**Exercise data**

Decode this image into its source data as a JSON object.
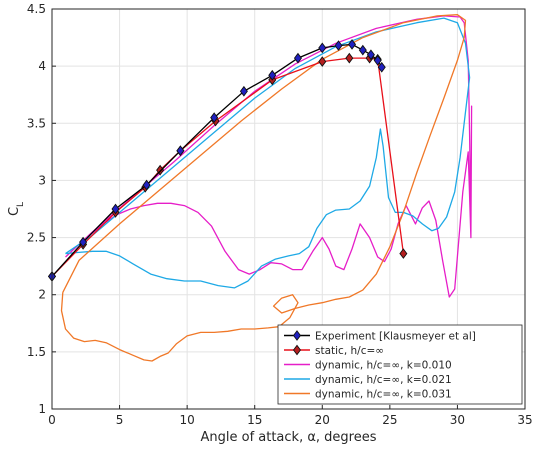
{
  "chart_data": {
    "type": "line",
    "title": "",
    "xlabel": "Angle of attack, α, degrees",
    "ylabel": "C",
    "ylabel_sub": "L",
    "xlim": [
      0,
      35
    ],
    "ylim": [
      1,
      4.5
    ],
    "xticks": [
      "0",
      "5",
      "10",
      "15",
      "20",
      "25",
      "30",
      "35"
    ],
    "yticks": [
      "1",
      "1.5",
      "2",
      "2.5",
      "3",
      "3.5",
      "4",
      "4.5"
    ],
    "grid": true,
    "legend_position": "bottom-right",
    "series": [
      {
        "name": "Experiment [Klausmeyer et al]",
        "color": "#000000",
        "marker": "diamond",
        "marker_color": "#2020c0",
        "points": [
          [
            0,
            2.16
          ],
          [
            2.3,
            2.46
          ],
          [
            4.7,
            2.75
          ],
          [
            7.0,
            2.96
          ],
          [
            9.5,
            3.26
          ],
          [
            12.0,
            3.55
          ],
          [
            14.2,
            3.78
          ],
          [
            16.3,
            3.92
          ],
          [
            18.2,
            4.07
          ],
          [
            20.0,
            4.16
          ],
          [
            21.2,
            4.18
          ],
          [
            22.2,
            4.19
          ],
          [
            23.0,
            4.14
          ],
          [
            23.6,
            4.1
          ],
          [
            24.1,
            4.05
          ],
          [
            24.4,
            3.99
          ]
        ]
      },
      {
        "name": "static, h/c=∞",
        "color": "#e8101a",
        "marker": "diamond",
        "marker_color": "#b41e1e",
        "points": [
          [
            0,
            2.16
          ],
          [
            2.3,
            2.44
          ],
          [
            4.7,
            2.72
          ],
          [
            6.9,
            2.94
          ],
          [
            8.0,
            3.09
          ],
          [
            9.5,
            3.26
          ],
          [
            12.1,
            3.52
          ],
          [
            16.3,
            3.88
          ],
          [
            20.0,
            4.04
          ],
          [
            22.0,
            4.07
          ],
          [
            23.5,
            4.07
          ],
          [
            24.1,
            4.06
          ],
          [
            26.0,
            2.36
          ]
        ]
      },
      {
        "name": "dynamic, h/c=∞, k=0.010",
        "color": "#e61ec8",
        "marker": "none",
        "points": [
          [
            1.0,
            2.33
          ],
          [
            3,
            2.55
          ],
          [
            6,
            2.86
          ],
          [
            9,
            3.16
          ],
          [
            12,
            3.48
          ],
          [
            15,
            3.78
          ],
          [
            18,
            4.02
          ],
          [
            21,
            4.2
          ],
          [
            24,
            4.33
          ],
          [
            27,
            4.41
          ],
          [
            29,
            4.44
          ],
          [
            30.2,
            4.43
          ],
          [
            30.5,
            4.38
          ],
          [
            30.8,
            4.05
          ],
          [
            30.9,
            3.4
          ],
          [
            31.0,
            2.6
          ],
          [
            31.05,
            3.65
          ],
          [
            31.0,
            2.5
          ],
          [
            30.8,
            3.25
          ],
          [
            30.4,
            2.9
          ],
          [
            29.8,
            2.05
          ],
          [
            29.4,
            1.98
          ],
          [
            28.9,
            2.3
          ],
          [
            28.4,
            2.65
          ],
          [
            27.9,
            2.82
          ],
          [
            27.4,
            2.76
          ],
          [
            26.9,
            2.62
          ],
          [
            26.2,
            2.78
          ],
          [
            25.6,
            2.62
          ],
          [
            25.1,
            2.4
          ],
          [
            24.6,
            2.29
          ],
          [
            24.1,
            2.33
          ],
          [
            23.5,
            2.5
          ],
          [
            22.8,
            2.62
          ],
          [
            22.2,
            2.4
          ],
          [
            21.6,
            2.22
          ],
          [
            21.0,
            2.25
          ],
          [
            20.5,
            2.4
          ],
          [
            20.0,
            2.5
          ],
          [
            19.3,
            2.38
          ],
          [
            18.5,
            2.22
          ],
          [
            17.8,
            2.22
          ],
          [
            17.0,
            2.27
          ],
          [
            16.2,
            2.28
          ],
          [
            15.4,
            2.22
          ],
          [
            14.6,
            2.18
          ],
          [
            13.8,
            2.22
          ],
          [
            12.8,
            2.38
          ],
          [
            11.8,
            2.6
          ],
          [
            10.8,
            2.72
          ],
          [
            9.8,
            2.78
          ],
          [
            8.8,
            2.8
          ],
          [
            7.8,
            2.8
          ],
          [
            6.8,
            2.78
          ],
          [
            5.8,
            2.75
          ],
          [
            4.8,
            2.7
          ],
          [
            3.8,
            2.62
          ],
          [
            2.8,
            2.52
          ],
          [
            1.8,
            2.42
          ],
          [
            1.0,
            2.33
          ]
        ]
      },
      {
        "name": "dynamic, h/c=∞, k=0.021",
        "color": "#1ea9e6",
        "marker": "none",
        "points": [
          [
            1.0,
            2.36
          ],
          [
            3,
            2.52
          ],
          [
            6,
            2.82
          ],
          [
            9,
            3.12
          ],
          [
            12,
            3.42
          ],
          [
            15,
            3.72
          ],
          [
            18,
            3.98
          ],
          [
            21,
            4.17
          ],
          [
            24,
            4.3
          ],
          [
            27,
            4.38
          ],
          [
            29.0,
            4.42
          ],
          [
            30.0,
            4.38
          ],
          [
            30.6,
            4.2
          ],
          [
            30.9,
            3.9
          ],
          [
            30.6,
            3.6
          ],
          [
            30.2,
            3.2
          ],
          [
            29.8,
            2.9
          ],
          [
            29.2,
            2.68
          ],
          [
            28.6,
            2.58
          ],
          [
            28.1,
            2.56
          ],
          [
            27.4,
            2.62
          ],
          [
            26.7,
            2.69
          ],
          [
            26.0,
            2.72
          ],
          [
            25.4,
            2.72
          ],
          [
            24.9,
            2.85
          ],
          [
            24.5,
            3.3
          ],
          [
            24.3,
            3.45
          ],
          [
            24.0,
            3.2
          ],
          [
            23.5,
            2.95
          ],
          [
            22.8,
            2.82
          ],
          [
            22.0,
            2.75
          ],
          [
            21.0,
            2.74
          ],
          [
            20.3,
            2.7
          ],
          [
            19.6,
            2.58
          ],
          [
            19.0,
            2.42
          ],
          [
            18.3,
            2.36
          ],
          [
            17.5,
            2.34
          ],
          [
            16.5,
            2.31
          ],
          [
            15.5,
            2.25
          ],
          [
            14.5,
            2.12
          ],
          [
            13.5,
            2.06
          ],
          [
            12.3,
            2.08
          ],
          [
            11.0,
            2.12
          ],
          [
            9.8,
            2.12
          ],
          [
            8.5,
            2.14
          ],
          [
            7.3,
            2.18
          ],
          [
            6.0,
            2.27
          ],
          [
            5.0,
            2.34
          ],
          [
            4.0,
            2.38
          ],
          [
            3.0,
            2.38
          ],
          [
            2.0,
            2.37
          ],
          [
            1.0,
            2.36
          ]
        ]
      },
      {
        "name": "dynamic, h/c=∞, k=0.031",
        "color": "#f07828",
        "marker": "none",
        "points": [
          [
            0.8,
            2.02
          ],
          [
            2,
            2.3
          ],
          [
            5,
            2.62
          ],
          [
            8,
            2.92
          ],
          [
            11,
            3.22
          ],
          [
            14,
            3.52
          ],
          [
            17,
            3.8
          ],
          [
            20,
            4.06
          ],
          [
            23,
            4.25
          ],
          [
            26,
            4.38
          ],
          [
            28.5,
            4.44
          ],
          [
            30.0,
            4.45
          ],
          [
            30.6,
            4.4
          ],
          [
            30.5,
            4.25
          ],
          [
            30.0,
            4.05
          ],
          [
            29.0,
            3.72
          ],
          [
            28.0,
            3.4
          ],
          [
            27.0,
            3.07
          ],
          [
            26.0,
            2.72
          ],
          [
            25.0,
            2.42
          ],
          [
            24.0,
            2.18
          ],
          [
            23.0,
            2.04
          ],
          [
            22.0,
            1.98
          ],
          [
            21.0,
            1.96
          ],
          [
            20.0,
            1.93
          ],
          [
            19.0,
            1.91
          ],
          [
            18.0,
            1.88
          ],
          [
            17.0,
            1.84
          ],
          [
            16.4,
            1.9
          ],
          [
            17.0,
            1.97
          ],
          [
            17.8,
            2.0
          ],
          [
            18.2,
            1.93
          ],
          [
            17.6,
            1.8
          ],
          [
            16.8,
            1.72
          ],
          [
            16.0,
            1.71
          ],
          [
            15.0,
            1.7
          ],
          [
            14.0,
            1.7
          ],
          [
            13.0,
            1.68
          ],
          [
            12.0,
            1.67
          ],
          [
            11.0,
            1.67
          ],
          [
            10.0,
            1.64
          ],
          [
            9.2,
            1.57
          ],
          [
            8.6,
            1.49
          ],
          [
            8.0,
            1.46
          ],
          [
            7.4,
            1.42
          ],
          [
            6.8,
            1.43
          ],
          [
            6.0,
            1.47
          ],
          [
            5.0,
            1.52
          ],
          [
            4.0,
            1.58
          ],
          [
            3.2,
            1.6
          ],
          [
            2.4,
            1.59
          ],
          [
            1.6,
            1.62
          ],
          [
            1.0,
            1.7
          ],
          [
            0.7,
            1.86
          ],
          [
            0.8,
            2.02
          ]
        ]
      }
    ]
  }
}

**What you will do**
Say how many lines in this listing hold the string "name", giving the count and nothing more.

**Answer to the task**
5